## Goal
Only lines holding the string "Index" are wanted; copy each one from the material.

[Data entries]
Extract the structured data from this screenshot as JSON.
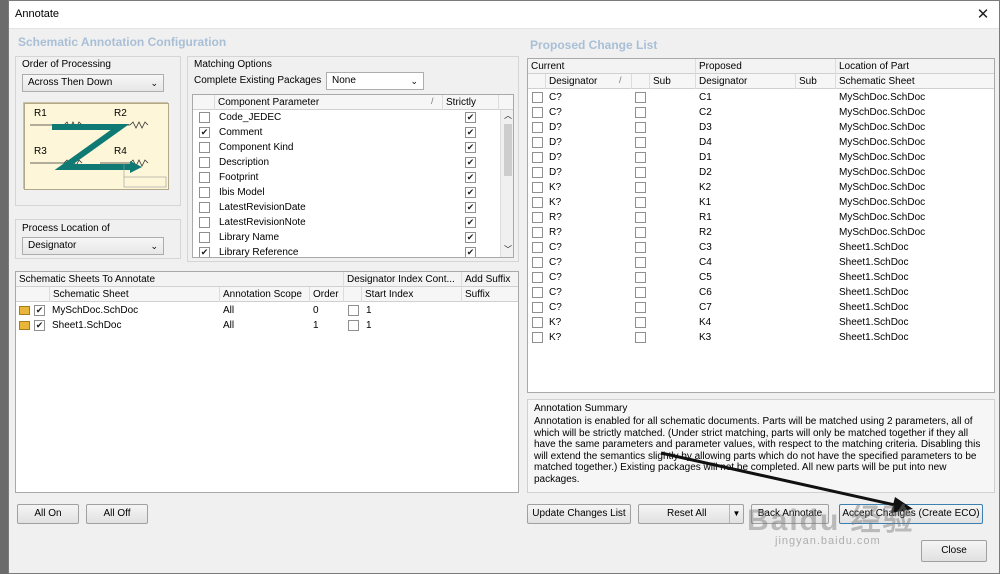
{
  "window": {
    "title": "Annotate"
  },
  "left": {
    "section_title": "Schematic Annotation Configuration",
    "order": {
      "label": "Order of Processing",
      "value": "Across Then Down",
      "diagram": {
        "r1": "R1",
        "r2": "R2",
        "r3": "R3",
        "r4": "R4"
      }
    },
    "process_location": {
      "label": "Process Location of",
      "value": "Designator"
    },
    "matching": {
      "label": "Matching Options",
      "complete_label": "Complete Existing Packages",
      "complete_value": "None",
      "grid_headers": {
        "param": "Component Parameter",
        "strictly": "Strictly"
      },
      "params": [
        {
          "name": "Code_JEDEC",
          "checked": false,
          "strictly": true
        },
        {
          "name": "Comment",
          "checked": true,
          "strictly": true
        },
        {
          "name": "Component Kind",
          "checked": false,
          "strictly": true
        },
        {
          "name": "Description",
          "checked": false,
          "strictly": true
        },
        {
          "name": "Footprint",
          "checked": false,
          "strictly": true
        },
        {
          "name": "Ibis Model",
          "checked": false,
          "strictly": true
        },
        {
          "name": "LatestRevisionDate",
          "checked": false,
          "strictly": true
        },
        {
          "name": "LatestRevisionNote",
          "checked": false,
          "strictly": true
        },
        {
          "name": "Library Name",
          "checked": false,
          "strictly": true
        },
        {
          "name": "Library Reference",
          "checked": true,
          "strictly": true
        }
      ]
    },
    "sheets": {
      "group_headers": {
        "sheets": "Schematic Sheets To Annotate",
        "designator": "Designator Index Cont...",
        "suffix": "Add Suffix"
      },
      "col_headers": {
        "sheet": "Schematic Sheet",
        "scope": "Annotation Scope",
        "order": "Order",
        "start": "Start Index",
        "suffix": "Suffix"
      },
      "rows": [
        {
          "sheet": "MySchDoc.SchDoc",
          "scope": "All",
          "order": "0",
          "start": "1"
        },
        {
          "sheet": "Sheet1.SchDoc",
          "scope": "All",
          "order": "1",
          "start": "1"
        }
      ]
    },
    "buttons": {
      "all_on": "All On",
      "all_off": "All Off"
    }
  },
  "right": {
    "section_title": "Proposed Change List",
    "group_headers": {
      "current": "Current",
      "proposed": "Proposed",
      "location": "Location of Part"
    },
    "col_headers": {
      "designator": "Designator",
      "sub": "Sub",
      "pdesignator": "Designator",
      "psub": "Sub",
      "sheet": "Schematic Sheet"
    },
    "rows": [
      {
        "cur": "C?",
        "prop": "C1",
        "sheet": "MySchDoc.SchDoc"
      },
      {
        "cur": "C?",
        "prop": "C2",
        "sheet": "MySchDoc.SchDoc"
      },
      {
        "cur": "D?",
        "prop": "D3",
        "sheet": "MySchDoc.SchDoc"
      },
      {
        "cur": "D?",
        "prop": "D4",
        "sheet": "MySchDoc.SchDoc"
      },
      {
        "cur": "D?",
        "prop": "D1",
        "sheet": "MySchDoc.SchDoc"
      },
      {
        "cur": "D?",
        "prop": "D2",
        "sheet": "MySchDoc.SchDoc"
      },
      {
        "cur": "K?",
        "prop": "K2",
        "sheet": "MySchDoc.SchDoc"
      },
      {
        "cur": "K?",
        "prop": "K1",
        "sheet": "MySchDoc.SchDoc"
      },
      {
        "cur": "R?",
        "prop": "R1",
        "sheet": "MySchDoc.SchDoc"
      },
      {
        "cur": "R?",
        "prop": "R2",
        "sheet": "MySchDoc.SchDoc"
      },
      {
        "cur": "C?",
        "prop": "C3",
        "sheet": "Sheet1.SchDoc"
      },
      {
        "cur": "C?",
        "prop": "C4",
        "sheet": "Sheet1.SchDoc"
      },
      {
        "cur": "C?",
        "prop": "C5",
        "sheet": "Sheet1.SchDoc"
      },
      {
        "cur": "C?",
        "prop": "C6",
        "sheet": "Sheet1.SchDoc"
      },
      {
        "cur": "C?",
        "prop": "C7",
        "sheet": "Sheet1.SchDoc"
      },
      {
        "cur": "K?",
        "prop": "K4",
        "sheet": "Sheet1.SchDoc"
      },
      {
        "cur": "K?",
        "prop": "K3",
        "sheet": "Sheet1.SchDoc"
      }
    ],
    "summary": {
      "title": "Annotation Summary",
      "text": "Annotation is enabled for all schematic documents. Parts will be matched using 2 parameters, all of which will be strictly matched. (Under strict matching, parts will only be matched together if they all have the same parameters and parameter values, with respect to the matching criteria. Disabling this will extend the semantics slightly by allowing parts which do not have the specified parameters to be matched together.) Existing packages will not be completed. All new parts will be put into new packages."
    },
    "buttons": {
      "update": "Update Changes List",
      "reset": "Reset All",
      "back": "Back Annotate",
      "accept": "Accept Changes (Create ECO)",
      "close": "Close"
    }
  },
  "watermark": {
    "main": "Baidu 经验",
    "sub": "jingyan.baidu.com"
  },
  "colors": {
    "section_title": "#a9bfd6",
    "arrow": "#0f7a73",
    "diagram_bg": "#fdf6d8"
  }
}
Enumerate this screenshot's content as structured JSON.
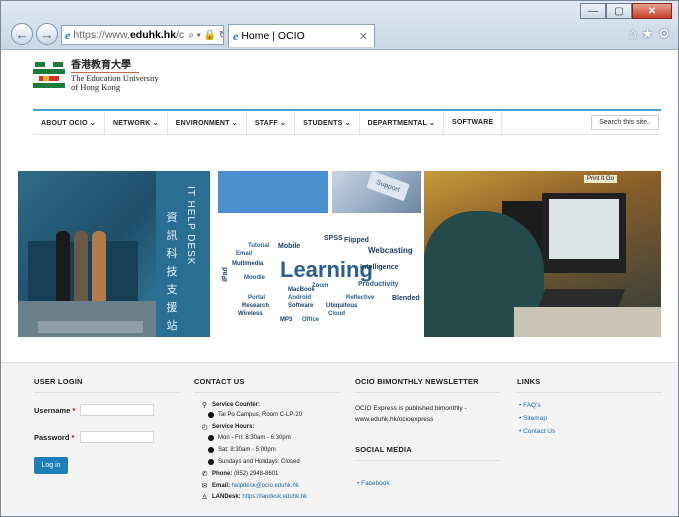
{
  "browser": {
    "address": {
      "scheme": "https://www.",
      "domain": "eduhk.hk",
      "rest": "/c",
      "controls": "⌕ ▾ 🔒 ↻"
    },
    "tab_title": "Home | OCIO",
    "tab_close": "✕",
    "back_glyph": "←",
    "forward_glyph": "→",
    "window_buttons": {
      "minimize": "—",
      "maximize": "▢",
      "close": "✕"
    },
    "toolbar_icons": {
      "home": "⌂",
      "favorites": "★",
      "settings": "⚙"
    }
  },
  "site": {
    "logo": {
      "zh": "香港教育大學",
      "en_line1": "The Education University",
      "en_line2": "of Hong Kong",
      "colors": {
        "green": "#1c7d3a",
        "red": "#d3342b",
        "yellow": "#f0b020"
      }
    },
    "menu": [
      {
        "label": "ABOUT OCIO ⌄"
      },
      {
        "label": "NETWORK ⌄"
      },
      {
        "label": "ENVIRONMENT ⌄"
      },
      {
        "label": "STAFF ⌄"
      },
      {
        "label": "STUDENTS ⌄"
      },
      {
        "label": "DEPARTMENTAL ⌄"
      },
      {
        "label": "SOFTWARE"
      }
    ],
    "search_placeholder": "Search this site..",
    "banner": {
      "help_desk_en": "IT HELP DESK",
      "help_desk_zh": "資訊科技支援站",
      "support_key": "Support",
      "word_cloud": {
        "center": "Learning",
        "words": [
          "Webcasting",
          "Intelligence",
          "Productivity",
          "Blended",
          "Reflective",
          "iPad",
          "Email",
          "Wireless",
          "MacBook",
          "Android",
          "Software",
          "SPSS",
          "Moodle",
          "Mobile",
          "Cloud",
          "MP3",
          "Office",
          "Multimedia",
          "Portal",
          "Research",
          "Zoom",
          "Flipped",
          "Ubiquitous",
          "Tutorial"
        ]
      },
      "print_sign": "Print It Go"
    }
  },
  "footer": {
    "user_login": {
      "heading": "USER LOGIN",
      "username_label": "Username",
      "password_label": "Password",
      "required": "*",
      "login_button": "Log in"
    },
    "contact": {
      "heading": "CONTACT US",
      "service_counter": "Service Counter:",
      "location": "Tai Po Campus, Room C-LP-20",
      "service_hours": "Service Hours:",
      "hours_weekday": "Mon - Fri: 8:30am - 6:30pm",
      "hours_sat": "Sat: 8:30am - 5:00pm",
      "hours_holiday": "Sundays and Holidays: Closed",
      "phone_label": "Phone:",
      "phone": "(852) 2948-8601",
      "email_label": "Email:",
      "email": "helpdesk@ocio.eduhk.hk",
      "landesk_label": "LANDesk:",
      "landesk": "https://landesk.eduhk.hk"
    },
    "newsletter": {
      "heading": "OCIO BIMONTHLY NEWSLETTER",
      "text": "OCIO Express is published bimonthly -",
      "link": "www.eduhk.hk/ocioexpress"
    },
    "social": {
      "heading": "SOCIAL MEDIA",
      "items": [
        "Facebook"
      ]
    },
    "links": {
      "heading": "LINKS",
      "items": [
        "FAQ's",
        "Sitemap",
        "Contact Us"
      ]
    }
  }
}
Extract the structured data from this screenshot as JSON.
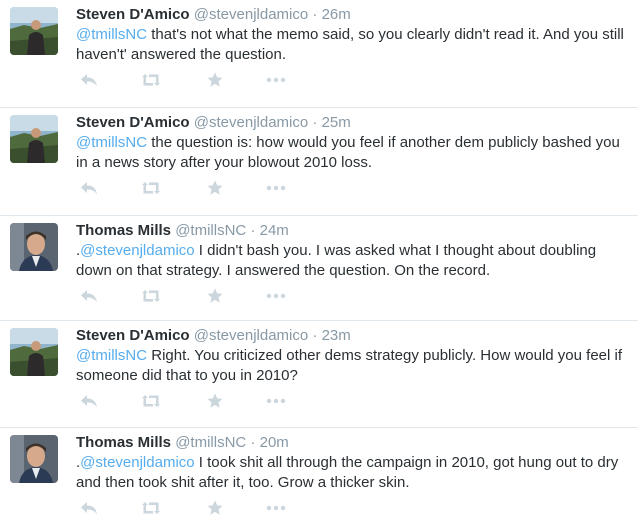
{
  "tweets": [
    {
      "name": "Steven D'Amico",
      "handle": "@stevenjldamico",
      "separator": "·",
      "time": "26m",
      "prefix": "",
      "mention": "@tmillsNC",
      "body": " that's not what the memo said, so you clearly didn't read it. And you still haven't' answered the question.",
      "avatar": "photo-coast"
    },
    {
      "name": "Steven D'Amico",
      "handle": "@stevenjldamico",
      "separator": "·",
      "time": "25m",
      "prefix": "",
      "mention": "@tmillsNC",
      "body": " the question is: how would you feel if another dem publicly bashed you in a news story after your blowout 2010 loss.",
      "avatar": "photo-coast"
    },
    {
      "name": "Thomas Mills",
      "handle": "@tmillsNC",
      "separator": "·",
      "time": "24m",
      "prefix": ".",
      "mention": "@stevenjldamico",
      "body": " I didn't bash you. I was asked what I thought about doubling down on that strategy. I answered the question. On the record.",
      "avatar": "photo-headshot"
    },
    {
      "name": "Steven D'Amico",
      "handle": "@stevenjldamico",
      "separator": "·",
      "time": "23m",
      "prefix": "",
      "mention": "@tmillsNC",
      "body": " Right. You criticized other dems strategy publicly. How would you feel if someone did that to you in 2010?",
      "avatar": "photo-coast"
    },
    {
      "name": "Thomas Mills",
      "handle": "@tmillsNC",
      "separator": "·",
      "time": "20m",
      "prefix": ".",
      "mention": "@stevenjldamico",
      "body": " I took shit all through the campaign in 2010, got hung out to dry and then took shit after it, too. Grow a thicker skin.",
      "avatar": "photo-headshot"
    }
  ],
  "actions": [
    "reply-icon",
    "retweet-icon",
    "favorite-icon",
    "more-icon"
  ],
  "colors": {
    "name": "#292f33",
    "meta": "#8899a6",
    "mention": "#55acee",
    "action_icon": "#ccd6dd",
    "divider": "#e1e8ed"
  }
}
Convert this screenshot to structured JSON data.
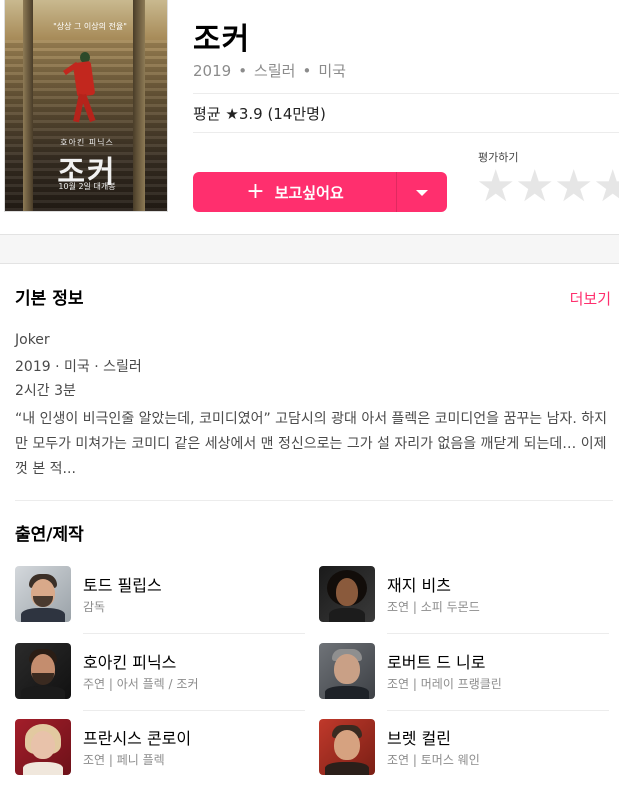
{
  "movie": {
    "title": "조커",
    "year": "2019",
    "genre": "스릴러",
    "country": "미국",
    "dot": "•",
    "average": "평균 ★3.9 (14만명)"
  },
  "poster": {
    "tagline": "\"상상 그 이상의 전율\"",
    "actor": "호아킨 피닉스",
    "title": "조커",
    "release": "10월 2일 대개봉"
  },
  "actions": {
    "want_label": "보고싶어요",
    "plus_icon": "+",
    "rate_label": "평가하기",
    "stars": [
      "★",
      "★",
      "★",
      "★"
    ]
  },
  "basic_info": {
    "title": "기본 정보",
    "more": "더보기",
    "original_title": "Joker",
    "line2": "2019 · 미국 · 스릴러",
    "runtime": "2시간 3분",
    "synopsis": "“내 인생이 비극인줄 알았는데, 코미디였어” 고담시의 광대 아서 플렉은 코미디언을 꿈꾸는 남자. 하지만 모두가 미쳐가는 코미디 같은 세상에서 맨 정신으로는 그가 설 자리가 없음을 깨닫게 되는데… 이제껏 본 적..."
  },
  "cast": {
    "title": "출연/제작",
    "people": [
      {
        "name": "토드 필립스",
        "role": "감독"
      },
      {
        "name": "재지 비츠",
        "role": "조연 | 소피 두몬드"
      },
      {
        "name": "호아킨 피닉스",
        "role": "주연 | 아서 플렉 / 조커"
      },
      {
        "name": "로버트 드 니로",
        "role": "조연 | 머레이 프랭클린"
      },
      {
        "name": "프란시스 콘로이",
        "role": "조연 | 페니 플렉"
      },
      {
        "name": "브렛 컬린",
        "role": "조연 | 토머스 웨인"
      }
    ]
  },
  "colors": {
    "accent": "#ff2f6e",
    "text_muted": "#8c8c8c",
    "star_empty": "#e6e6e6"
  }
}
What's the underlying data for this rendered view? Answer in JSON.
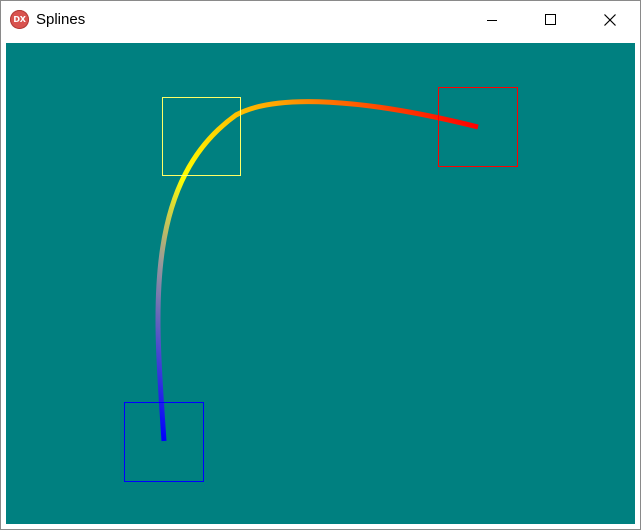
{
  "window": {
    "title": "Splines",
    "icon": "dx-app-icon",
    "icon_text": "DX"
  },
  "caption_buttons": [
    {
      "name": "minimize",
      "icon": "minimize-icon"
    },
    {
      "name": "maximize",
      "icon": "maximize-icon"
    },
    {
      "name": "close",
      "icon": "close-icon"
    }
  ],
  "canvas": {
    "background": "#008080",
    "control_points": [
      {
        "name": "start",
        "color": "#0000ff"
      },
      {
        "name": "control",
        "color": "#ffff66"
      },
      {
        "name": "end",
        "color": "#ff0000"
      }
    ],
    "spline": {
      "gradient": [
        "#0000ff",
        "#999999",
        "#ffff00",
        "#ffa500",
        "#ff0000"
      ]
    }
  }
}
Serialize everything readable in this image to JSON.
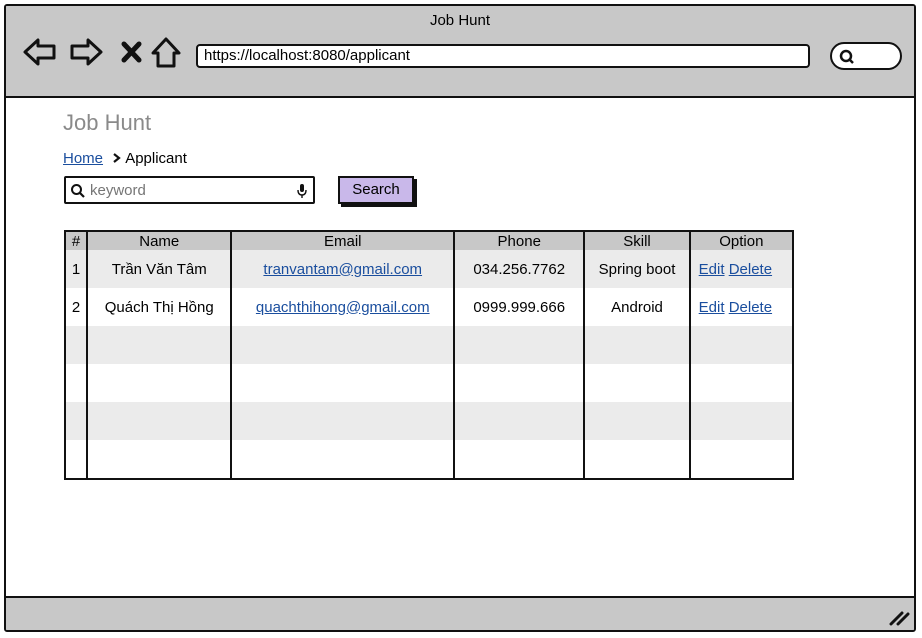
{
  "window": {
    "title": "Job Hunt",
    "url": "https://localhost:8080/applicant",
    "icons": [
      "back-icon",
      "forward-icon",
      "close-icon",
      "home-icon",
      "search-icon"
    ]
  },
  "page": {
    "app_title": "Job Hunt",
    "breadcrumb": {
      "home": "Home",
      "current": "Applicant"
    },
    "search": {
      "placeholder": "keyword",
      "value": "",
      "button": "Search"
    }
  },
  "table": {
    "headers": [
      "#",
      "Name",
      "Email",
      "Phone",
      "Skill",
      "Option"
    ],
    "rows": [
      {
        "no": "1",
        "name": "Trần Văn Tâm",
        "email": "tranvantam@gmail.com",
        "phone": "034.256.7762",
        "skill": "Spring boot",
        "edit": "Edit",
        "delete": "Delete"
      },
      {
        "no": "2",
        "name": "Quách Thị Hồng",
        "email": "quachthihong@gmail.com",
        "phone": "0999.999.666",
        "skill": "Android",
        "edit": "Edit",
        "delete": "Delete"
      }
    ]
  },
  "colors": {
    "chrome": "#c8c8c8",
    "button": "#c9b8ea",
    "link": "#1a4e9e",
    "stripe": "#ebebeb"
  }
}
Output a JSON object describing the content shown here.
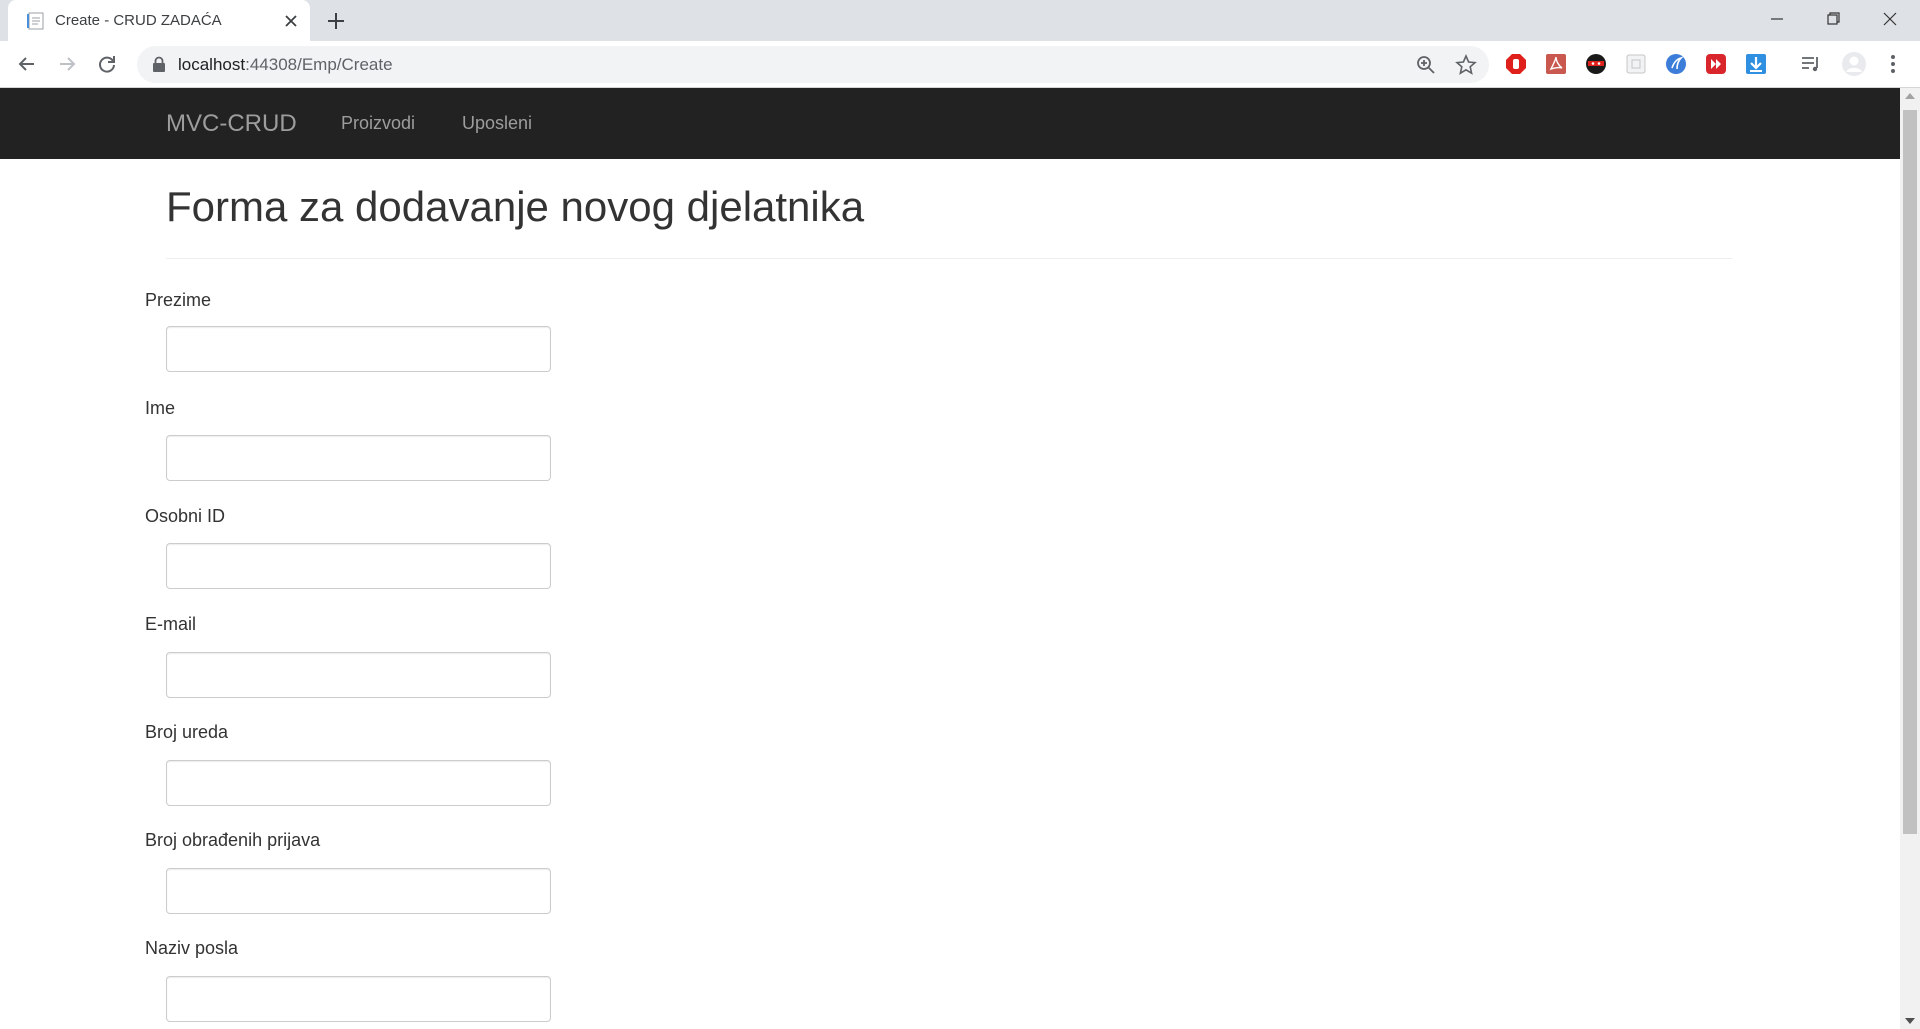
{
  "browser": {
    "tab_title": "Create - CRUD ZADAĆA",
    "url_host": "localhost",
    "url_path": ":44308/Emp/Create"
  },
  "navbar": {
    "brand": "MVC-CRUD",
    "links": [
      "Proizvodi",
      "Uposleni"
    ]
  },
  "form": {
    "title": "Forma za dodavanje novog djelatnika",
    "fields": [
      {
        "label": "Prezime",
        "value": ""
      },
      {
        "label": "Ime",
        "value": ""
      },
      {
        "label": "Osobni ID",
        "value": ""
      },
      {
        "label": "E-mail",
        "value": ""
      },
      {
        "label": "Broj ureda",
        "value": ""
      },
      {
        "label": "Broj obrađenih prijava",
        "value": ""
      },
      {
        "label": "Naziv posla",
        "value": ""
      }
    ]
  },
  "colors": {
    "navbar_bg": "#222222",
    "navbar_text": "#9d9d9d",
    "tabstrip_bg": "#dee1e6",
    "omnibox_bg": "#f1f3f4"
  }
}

## Expected answer
        "designator": "Designator Index Cont...",
        "start": "Start Index",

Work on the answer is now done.